▶ What you are asked to do
The data below should be restated word for word, with every picture omitted.

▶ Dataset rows
################
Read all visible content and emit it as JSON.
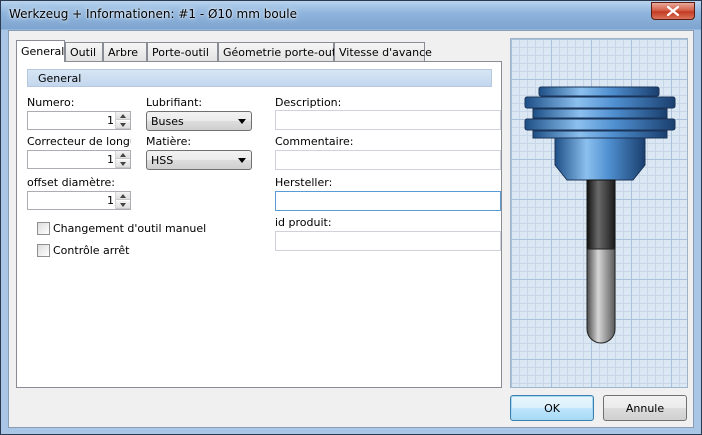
{
  "window": {
    "title": "Werkzeug + Informationen: #1 - Ø10 mm boule"
  },
  "tabs": [
    {
      "label": "General",
      "active": true
    },
    {
      "label": "Outil"
    },
    {
      "label": "Arbre"
    },
    {
      "label": "Porte-outil"
    },
    {
      "label": "Géometrie porte-outil"
    },
    {
      "label": "Vitesse d'avance"
    }
  ],
  "general": {
    "header": "General",
    "numero": {
      "label": "Numero:",
      "value": "1"
    },
    "correcteur": {
      "label": "Correcteur de longueur:",
      "value": "1"
    },
    "offset": {
      "label": "offset diamètre:",
      "value": "1"
    },
    "lubrifiant": {
      "label": "Lubrifiant:",
      "value": "Buses"
    },
    "matiere": {
      "label": "Matière:",
      "value": "HSS"
    },
    "description": {
      "label": "Description:",
      "value": ""
    },
    "commentaire": {
      "label": "Commentaire:",
      "value": ""
    },
    "hersteller": {
      "label": "Hersteller:",
      "value": ""
    },
    "id_produit": {
      "label": "id produit:",
      "value": ""
    },
    "changement": {
      "label": "Changement d'outil manuel",
      "checked": false
    },
    "controle": {
      "label": "Contrôle arrêt",
      "checked": false
    }
  },
  "buttons": {
    "ok": "OK",
    "cancel": "Annule"
  },
  "colors": {
    "titlebar": "#8fb4dc",
    "close": "#c33b23",
    "tool_blue": "#4f8fd0",
    "shank": "#3a3a3a",
    "tip": "#9a9a9a",
    "grid": "#dbe8f4"
  }
}
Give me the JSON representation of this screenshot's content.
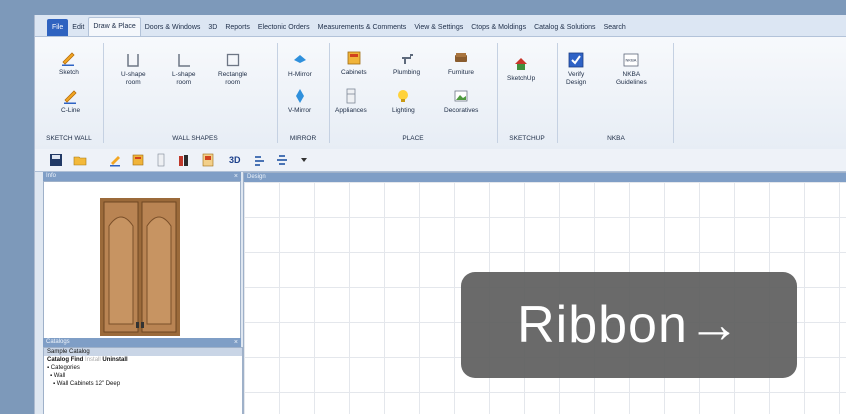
{
  "tabs": [
    {
      "label": "File",
      "style": "file"
    },
    {
      "label": "Edit",
      "style": ""
    },
    {
      "label": "Draw & Place",
      "style": "active"
    },
    {
      "label": "Doors & Windows",
      "style": ""
    },
    {
      "label": "3D",
      "style": ""
    },
    {
      "label": "Reports",
      "style": ""
    },
    {
      "label": "Electonic Orders",
      "style": ""
    },
    {
      "label": "Measurements & Comments",
      "style": ""
    },
    {
      "label": "View & Settings",
      "style": ""
    },
    {
      "label": "Ctops & Moldings",
      "style": ""
    },
    {
      "label": "Catalog & Solutions",
      "style": ""
    },
    {
      "label": "Search",
      "style": ""
    }
  ],
  "ribbon": {
    "sketch_wall": {
      "group": "SKETCH WALL",
      "sketch": "Sketch",
      "cline": "C-Line"
    },
    "wall_shapes": {
      "group": "WALL SHAPES",
      "ushape": [
        "U-shape",
        "room"
      ],
      "lshape": [
        "L-shape",
        "room"
      ],
      "rect": [
        "Rectangle",
        "room"
      ]
    },
    "mirror": {
      "group": "MIRROR",
      "h": "H-Mirror",
      "v": "V-Mirror"
    },
    "place": {
      "group": "PLACE",
      "cabinets": "Cabinets",
      "plumbing": "Plumbing",
      "furniture": "Furniture",
      "appliances": "Appliances",
      "lighting": "Lighting",
      "decoratives": "Decoratives"
    },
    "sketchup": {
      "group": "SKETCHUP",
      "btn": "SketchUp"
    },
    "nkba": {
      "group": "NKBA",
      "verify": [
        "Verify",
        "Design"
      ],
      "guidelines": [
        "NKBA",
        "Guidelines"
      ],
      "badge": "NKBA"
    }
  },
  "quick": {
    "threed": "3D"
  },
  "panels": {
    "info_title": "Info",
    "design_title": "Design",
    "catalogs_title": "Catalogs",
    "catalog_name": "Sample Catalog",
    "catalog_tabs": [
      "Catalog",
      "Find",
      "Install",
      "Uninstall"
    ],
    "tree": [
      "Categories",
      "Wall",
      "Wall Cabinets 12\" Deep"
    ]
  },
  "callout": {
    "text": "Ribbon→"
  }
}
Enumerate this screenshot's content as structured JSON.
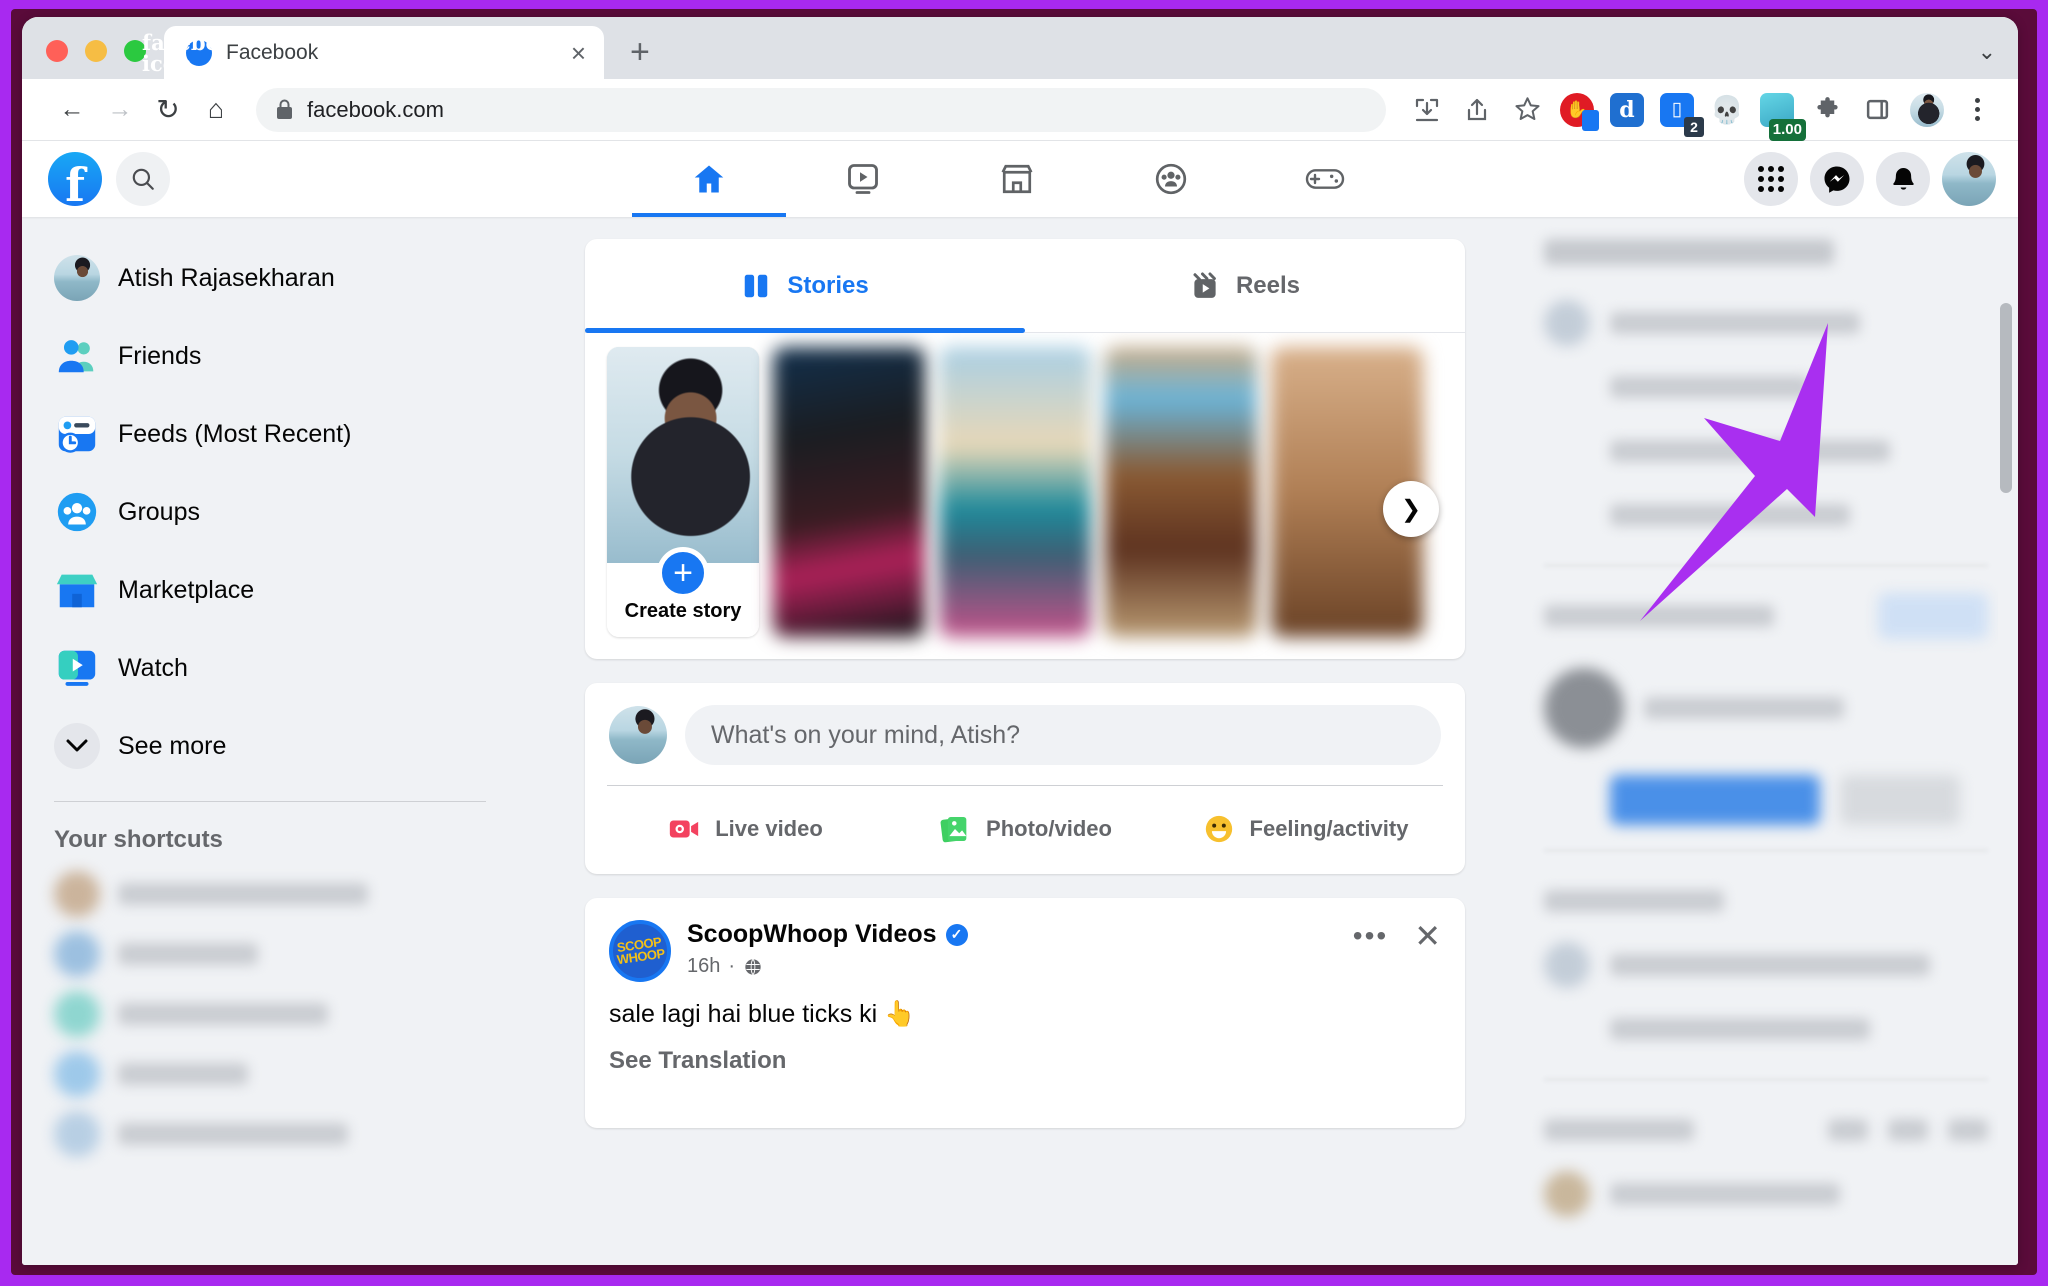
{
  "browser": {
    "tab": {
      "title": "Facebook",
      "favicon": "facebook-icon",
      "close": "×"
    },
    "new_tab": "+",
    "tabstrip_chevron": "⌄",
    "back": "←",
    "forward": "→",
    "reload": "↻",
    "home": "⌂",
    "omnibox": {
      "lock": "🔒",
      "url": "facebook.com"
    },
    "toolbar_icons": [
      {
        "name": "download-icon",
        "glyph": "⤓"
      },
      {
        "name": "share-icon",
        "glyph": "⇧"
      },
      {
        "name": "bookmark-star-icon",
        "glyph": "☆"
      },
      {
        "name": "adblock-extension-icon",
        "glyph": "✋"
      },
      {
        "name": "grammarly-extension-icon",
        "glyph": "G"
      },
      {
        "name": "tab-manager-extension-icon",
        "glyph": "▮",
        "badge": "2"
      },
      {
        "name": "skull-extension-icon",
        "glyph": "💀"
      },
      {
        "name": "currency-extension-icon",
        "glyph": "",
        "badge": "1.00"
      },
      {
        "name": "extensions-puzzle-icon",
        "glyph": "🧩"
      },
      {
        "name": "side-panel-icon",
        "glyph": "▯"
      },
      {
        "name": "browser-profile-avatar",
        "glyph": ""
      },
      {
        "name": "chrome-menu-icon",
        "glyph": "⋮"
      }
    ]
  },
  "fb_nav": {
    "logo": "f",
    "search": "search-icon",
    "tabs": [
      {
        "name": "home",
        "icon": "home-icon",
        "active": true
      },
      {
        "name": "video",
        "icon": "video-icon",
        "active": false
      },
      {
        "name": "marketplace",
        "icon": "marketplace-icon",
        "active": false
      },
      {
        "name": "groups",
        "icon": "groups-icon",
        "active": false
      },
      {
        "name": "gaming",
        "icon": "gaming-icon",
        "active": false
      }
    ],
    "right": [
      {
        "name": "menu-grid",
        "icon": "grid-icon"
      },
      {
        "name": "messenger",
        "icon": "messenger-icon"
      },
      {
        "name": "notifications",
        "icon": "bell-icon"
      },
      {
        "name": "account",
        "icon": "avatar"
      }
    ]
  },
  "sidebar": {
    "items": [
      {
        "label": "Atish Rajasekharan",
        "icon": "user-avatar"
      },
      {
        "label": "Friends",
        "icon": "friends-icon"
      },
      {
        "label": "Feeds (Most Recent)",
        "icon": "feeds-icon"
      },
      {
        "label": "Groups",
        "icon": "groups-icon"
      },
      {
        "label": "Marketplace",
        "icon": "marketplace-icon"
      },
      {
        "label": "Watch",
        "icon": "watch-icon"
      },
      {
        "label": "See more",
        "icon": "chevron-down-icon"
      }
    ],
    "shortcuts_title": "Your shortcuts"
  },
  "stories": {
    "tabs": [
      {
        "label": "Stories",
        "icon": "stories-icon",
        "active": true
      },
      {
        "label": "Reels",
        "icon": "reels-icon",
        "active": false
      }
    ],
    "create": {
      "label": "Create story",
      "plus": "+"
    },
    "next": "❯"
  },
  "composer": {
    "placeholder": "What's on your mind, Atish?",
    "actions": [
      {
        "label": "Live video",
        "icon": "live-video-icon"
      },
      {
        "label": "Photo/video",
        "icon": "photo-video-icon"
      },
      {
        "label": "Feeling/activity",
        "icon": "feeling-activity-icon"
      }
    ]
  },
  "post": {
    "author": "ScoopWhoop Videos",
    "verified": "✓",
    "logo_text": "SCOOP WHOOP",
    "time": "16h",
    "separator": "·",
    "privacy": "🌐",
    "text": "sale lagi hai blue ticks ki 👆",
    "see_translation": "See Translation",
    "more": "•••",
    "close": "✕"
  },
  "colors": {
    "accent": "#1877f2",
    "frame": "#a829f0",
    "arrow": "#a92ff0",
    "page_bg": "#f0f2f5"
  }
}
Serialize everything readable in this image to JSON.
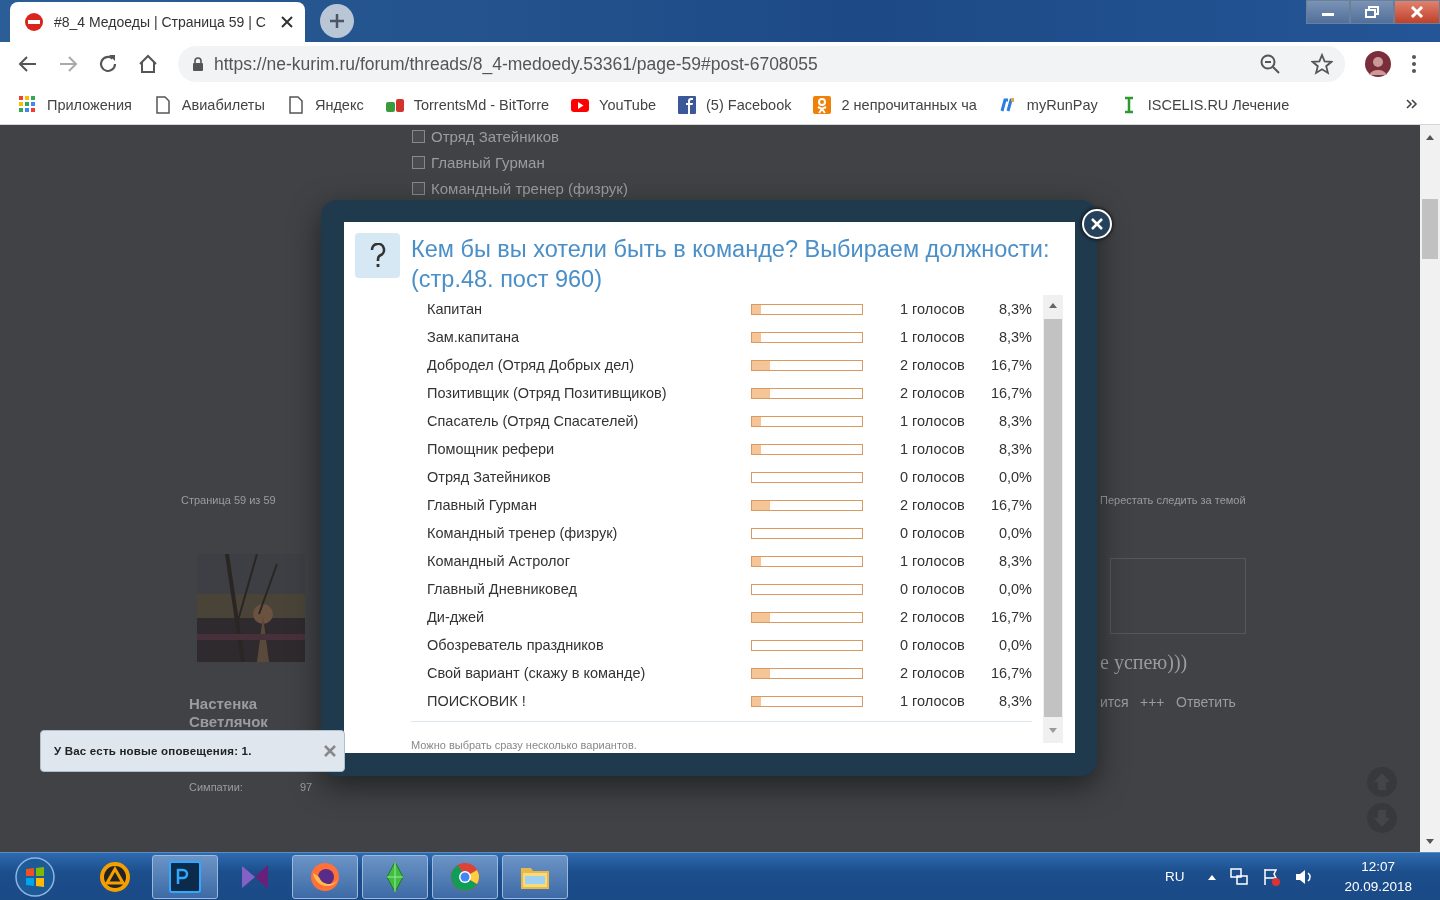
################
▶ Full output
Read all visible content and emit it as JSON.
{
  "window": {
    "title": "Werkzeug + Informationen: #1 - Ø10 mm boule"
  },
  "tabs": [
    {
      "label": "General",
      "active": true
    },
    {
      "label": "Outil"
    },
    {
      "label": "Arbre"
    },
    {
      "label": "Porte-outil"
    },
    {
      "label": "Géometrie porte-outil"
    },
    {
      "label": "Vitesse d'avance"
    }
  ],
  "general": {
    "header": "General",
    "numero": {
      "label": "Numero:",
      "value": "1"
    },
    "correcteur": {
      "label": "Correcteur de longueur:",
      "value": "1"
    },
    "offset": {
      "label": "offset diamètre:",
      "value": "1"
    },
    "lubrifiant": {
      "label": "Lubrifiant:",
      "value": "Buses"
    },
    "matiere": {
      "label": "Matière:",
      "value": "HSS"
    },
    "description": {
      "label": "Description:",
      "value": ""
    },
    "commentaire": {
      "label": "Commentaire:",
      "value": ""
    },
    "hersteller": {
      "label": "Hersteller:",
      "value": ""
    },
    "id_produit": {
      "label": "id produit:",
      "value": ""
    },
    "changement": {
      "label": "Changement d'outil manuel",
      "checked": false
    },
    "controle": {
      "label": "Contrôle arrêt",
      "checked": false
    }
  },
  "buttons": {
    "ok": "OK",
    "cancel": "Annule"
  },
  "colors": {
    "titlebar": "#8fb4dc",
    "close": "#c33b23",
    "tool_blue": "#4f8fd0",
    "shank": "#3a3a3a",
    "tip": "#9a9a9a",
    "grid": "#dbe8f4"
  }
}
Give me the JSON representation of this screenshot's content.
{
  "tabs": [
    {
      "label": "File",
      "style": "file"
    },
    {
      "label": "Edit",
      "style": ""
    },
    {
      "label": "Draw & Place",
      "style": "active"
    },
    {
      "label": "Doors & Windows",
      "style": ""
    },
    {
      "label": "3D",
      "style": ""
    },
    {
      "label": "Reports",
      "style": ""
    },
    {
      "label": "Electonic Orders",
      "style": ""
    },
    {
      "label": "Measurements & Comments",
      "style": ""
    },
    {
      "label": "View & Settings",
      "style": ""
    },
    {
      "label": "Ctops & Moldings",
      "style": ""
    },
    {
      "label": "Catalog & Solutions",
      "style": ""
    },
    {
      "label": "Search",
      "style": ""
    }
  ],
  "ribbon": {
    "sketch_wall": {
      "group": "SKETCH WALL",
      "sketch": "Sketch",
      "cline": "C-Line"
    },
    "wall_shapes": {
      "group": "WALL SHAPES",
      "ushape": [
        "U-shape",
        "room"
      ],
      "lshape": [
        "L-shape",
        "room"
      ],
      "rect": [
        "Rectangle",
        "room"
      ]
    },
    "mirror": {
      "group": "MIRROR",
      "h": "H-Mirror",
      "v": "V-Mirror"
    },
    "place": {
      "group": "PLACE",
      "cabinets": "Cabinets",
      "plumbing": "Plumbing",
      "furniture": "Furniture",
      "appliances": "Appliances",
      "lighting": "Lighting",
      "decoratives": "Decoratives"
    },
    "sketchup": {
      "group": "SKETCHUP",
      "btn": "SketchUp"
    },
    "nkba": {
      "group": "NKBA",
      "verify": [
        "Verify",
        "Design"
      ],
      "guidelines": [
        "NKBA",
        "Guidelines"
      ],
      "badge": "NKBA"
    }
  },
  "quick": {
    "threed": "3D"
  },
  "panels": {
    "info_title": "Info",
    "design_title": "Design",
    "catalogs_title": "Catalogs",
    "catalog_name": "Sample Catalog",
    "catalog_tabs": [
      "Catalog",
      "Find",
      "Install",
      "Uninstall"
    ],
    "tree": [
      "Categories",
      "Wall",
      "Wall Cabinets 12\" Deep"
    ]
  },
  "callout": {
    "text": "Ribbon→"
  }
}
Enumerate this screenshot's content as structured JSON.
{
  "browser": {
    "tab": {
      "title": "Facebook",
      "favicon": "facebook-icon",
      "close": "×"
    },
    "new_tab": "+",
    "tabstrip_chevron": "⌄",
    "back": "←",
    "forward": "→",
    "reload": "↻",
    "home": "⌂",
    "omnibox": {
      "lock": "🔒",
      "url": "facebook.com"
    },
    "toolbar_icons": [
      {
        "name": "download-icon",
        "glyph": "⤓"
      },
      {
        "name": "share-icon",
        "glyph": "⇧"
      },
      {
        "name": "bookmark-star-icon",
        "glyph": "☆"
      },
      {
        "name": "adblock-extension-icon",
        "glyph": "✋"
      },
      {
        "name": "grammarly-extension-icon",
        "glyph": "G"
      },
      {
        "name": "tab-manager-extension-icon",
        "glyph": "▮",
        "badge": "2"
      },
      {
        "name": "skull-extension-icon",
        "glyph": "💀"
      },
      {
        "name": "currency-extension-icon",
        "glyph": "",
        "badge": "1.00"
      },
      {
        "name": "extensions-puzzle-icon",
        "glyph": "🧩"
      },
      {
        "name": "side-panel-icon",
        "glyph": "▯"
      },
      {
        "name": "browser-profile-avatar",
        "glyph": ""
      },
      {
        "name": "chrome-menu-icon",
        "glyph": "⋮"
      }
    ]
  },
  "fb_nav": {
    "logo": "f",
    "search": "search-icon",
    "tabs": [
      {
        "name": "home",
        "icon": "home-icon",
        "active": true
      },
      {
        "name": "video",
        "icon": "video-icon",
        "active": false
      },
      {
        "name": "marketplace",
        "icon": "marketplace-icon",
        "active": false
      },
      {
        "name": "groups",
        "icon": "groups-icon",
        "active": false
      },
      {
        "name": "gaming",
        "icon": "gaming-icon",
        "active": false
      }
    ],
    "right": [
      {
        "name": "menu-grid",
        "icon": "grid-icon"
      },
      {
        "name": "messenger",
        "icon": "messenger-icon"
      },
      {
        "name": "notifications",
        "icon": "bell-icon"
      },
      {
        "name": "account",
        "icon": "avatar"
      }
    ]
  },
  "sidebar": {
    "items": [
      {
        "label": "Atish Rajasekharan",
        "icon": "user-avatar"
      },
      {
        "label": "Friends",
        "icon": "friends-icon"
      },
      {
        "label": "Feeds (Most Recent)",
        "icon": "feeds-icon"
      },
      {
        "label": "Groups",
        "icon": "groups-icon"
      },
      {
        "label": "Marketplace",
        "icon": "marketplace-icon"
      },
      {
        "label": "Watch",
        "icon": "watch-icon"
      },
      {
        "label": "See more",
        "icon": "chevron-down-icon"
      }
    ],
    "shortcuts_title": "Your shortcuts"
  },
  "stories": {
    "tabs": [
      {
        "label": "Stories",
        "icon": "stories-icon",
        "active": true
      },
      {
        "label": "Reels",
        "icon": "reels-icon",
        "active": false
      }
    ],
    "create": {
      "label": "Create story",
      "plus": "+"
    },
    "next": "❯"
  },
  "composer": {
    "placeholder": "What's on your mind, Atish?",
    "actions": [
      {
        "label": "Live video",
        "icon": "live-video-icon"
      },
      {
        "label": "Photo/video",
        "icon": "photo-video-icon"
      },
      {
        "label": "Feeling/activity",
        "icon": "feeling-activity-icon"
      }
    ]
  },
  "post": {
    "author": "ScoopWhoop Videos",
    "verified": "✓",
    "logo_text": "SCOOP WHOOP",
    "time": "16h",
    "separator": "·",
    "privacy": "🌐",
    "text": "sale lagi hai blue ticks ki 👆",
    "see_translation": "See Translation",
    "more": "•••",
    "close": "✕"
  },
  "colors": {
    "accent": "#1877f2",
    "frame": "#a829f0",
    "arrow": "#a92ff0",
    "page_bg": "#f0f2f5"
  }
}
Serialize everything readable in this image to JSON.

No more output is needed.